Your goal
Omit the pictures, then write out every entry exactly as it reads.

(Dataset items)
========

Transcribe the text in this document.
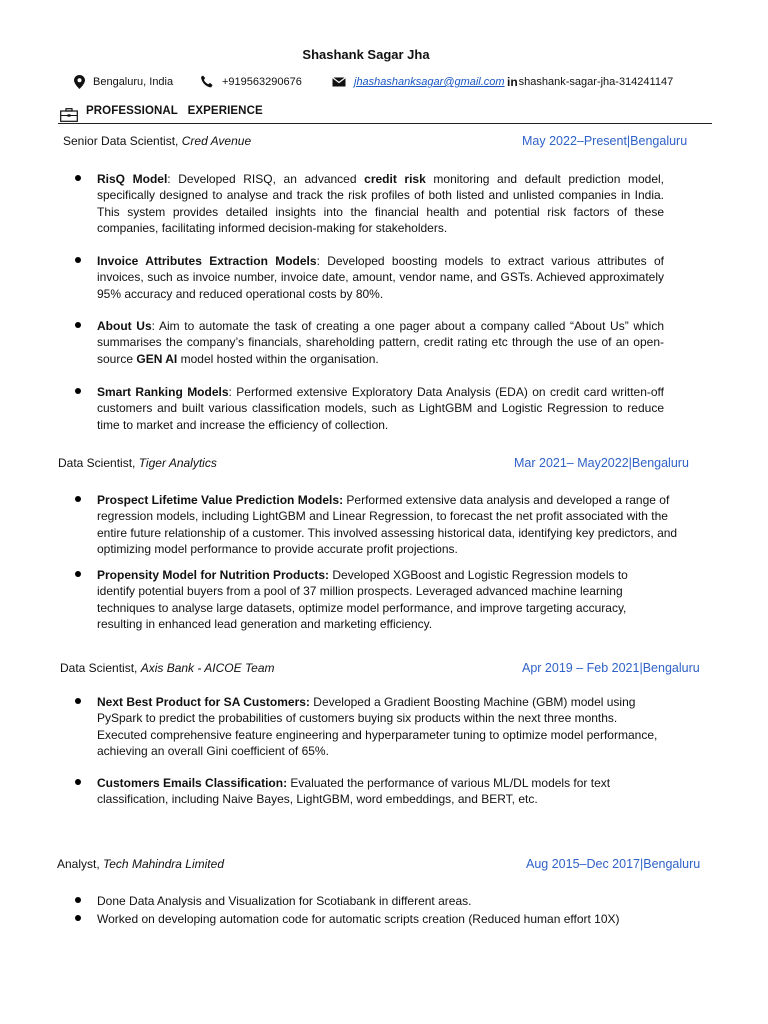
Shashank Sagar Jha
Bengaluru, India	+919563290676	jhashashanksagar@gmail.com in shashank-sagar-jha-314241147
PROFESSIONAL   EXPERIENCE
Senior Data Scientist, Cred Avenue	May 2022–Present|Bengaluru
RisQ Model: Developed RISQ, an advanced credit risk monitoring and default prediction model, specifically designed to analyse and track the risk profiles of both listed and unlisted companies in India. This system provides detailed insights into the financial health and potential risk factors of these companies, facilitating informed decision-making for stakeholders.
Invoice Attributes Extraction Models: Developed boosting models to extract various attributes of invoices, such as invoice number, invoice date, amount, vendor name, and GSTs. Achieved approximately 95% accuracy and reduced operational costs by 80%.
About Us: Aim to automate the task of creating a one pager about a company called “About Us” which summarises the company’s financials, shareholding pattern, credit rating etc through the use of an open-source GEN AI model hosted within the organisation.
Smart Ranking Models: Performed extensive Exploratory Data Analysis (EDA) on credit card written-off customers and built various classification models, such as LightGBM and Logistic Regression to reduce time to market and increase the efficiency of collection.
Data Scientist, Tiger Analytics	Mar 2021– May2022|Bengaluru
Prospect Lifetime Value Prediction Models: Performed extensive data analysis and developed a range of regression models, including LightGBM and Linear Regression, to forecast the net profit associated with the entire future relationship of a customer. This involved assessing historical data, identifying key predictors, and optimizing model performance to provide accurate profit projections.
Propensity Model for Nutrition Products: Developed XGBoost and Logistic Regression models to identify potential buyers from a pool of 37 million prospects. Leveraged advanced machine learning techniques to analyse large datasets, optimize model performance, and improve targeting accuracy, resulting in enhanced lead generation and marketing efficiency.
Data Scientist, Axis Bank - AICOE Team	Apr 2019 – Feb 2021|Bengaluru
Next Best Product for SA Customers: Developed a Gradient Boosting Machine (GBM) model using PySpark to predict the probabilities of customers buying six products within the next three months. Executed comprehensive feature engineering and hyperparameter tuning to optimize model performance, achieving an overall Gini coefficient of 65%.
Customers Emails Classification: Evaluated the performance of various ML/DL models for text classification, including Naive Bayes, LightGBM, word embeddings, and BERT, etc.
Analyst, Tech Mahindra Limited	Aug 2015–Dec 2017|Bengaluru
Done Data Analysis and Visualization for Scotiabank in different areas.
Worked on developing automation code for automatic scripts creation (Reduced human effort 10X)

========

Task result
Transcribe the text in this document.
Shashank Sagar Jha
Bengaluru, India	+919563290676	jhashashanksagar@gmail.com in shashank-sagar-jha-314241147
PROFESSIONAL   EXPERIENCE
Senior Data Scientist, Cred Avenue	May 2022–Present|Bengaluru
RisQ Model: Developed RISQ, an advanced credit risk monitoring and default prediction model, specifically designed to analyse and track the risk profiles of both listed and unlisted companies in India. This system provides detailed insights into the financial health and potential risk factors of these companies, facilitating informed decision-making for stakeholders.
Invoice Attributes Extraction Models: Developed boosting models to extract various attributes of invoices, such as invoice number, invoice date, amount, vendor name, and GSTs. Achieved approximately 95% accuracy and reduced operational costs by 80%.
About Us: Aim to automate the task of creating a one pager about a company called “About Us” which summarises the company’s financials, shareholding pattern, credit rating etc through the use of an open-source GEN AI model hosted within the organisation.
Smart Ranking Models: Performed extensive Exploratory Data Analysis (EDA) on credit card written-off customers and built various classification models, such as LightGBM and Logistic Regression to reduce time to market and increase the efficiency of collection.
Data Scientist, Tiger Analytics	Mar 2021– May2022|Bengaluru
Prospect Lifetime Value Prediction Models: Performed extensive data analysis and developed a range of regression models, including LightGBM and Linear Regression, to forecast the net profit associated with the entire future relationship of a customer. This involved assessing historical data, identifying key predictors, and optimizing model performance to provide accurate profit projections.
Propensity Model for Nutrition Products: Developed XGBoost and Logistic Regression models to identify potential buyers from a pool of 37 million prospects. Leveraged advanced machine learning techniques to analyse large datasets, optimize model performance, and improve targeting accuracy, resulting in enhanced lead generation and marketing efficiency.
Data Scientist, Axis Bank - AICOE Team	Apr 2019 – Feb 2021|Bengaluru
Next Best Product for SA Customers: Developed a Gradient Boosting Machine (GBM) model using PySpark to predict the probabilities of customers buying six products within the next three months. Executed comprehensive feature engineering and hyperparameter tuning to optimize model performance, achieving an overall Gini coefficient of 65%.
Customers Emails Classification: Evaluated the performance of various ML/DL models for text classification, including Naive Bayes, LightGBM, word embeddings, and BERT, etc.
Analyst, Tech Mahindra Limited	Aug 2015–Dec 2017|Bengaluru
Done Data Analysis and Visualization for Scotiabank in different areas.
Worked on developing automation code for automatic scripts creation (Reduced human effort 10X)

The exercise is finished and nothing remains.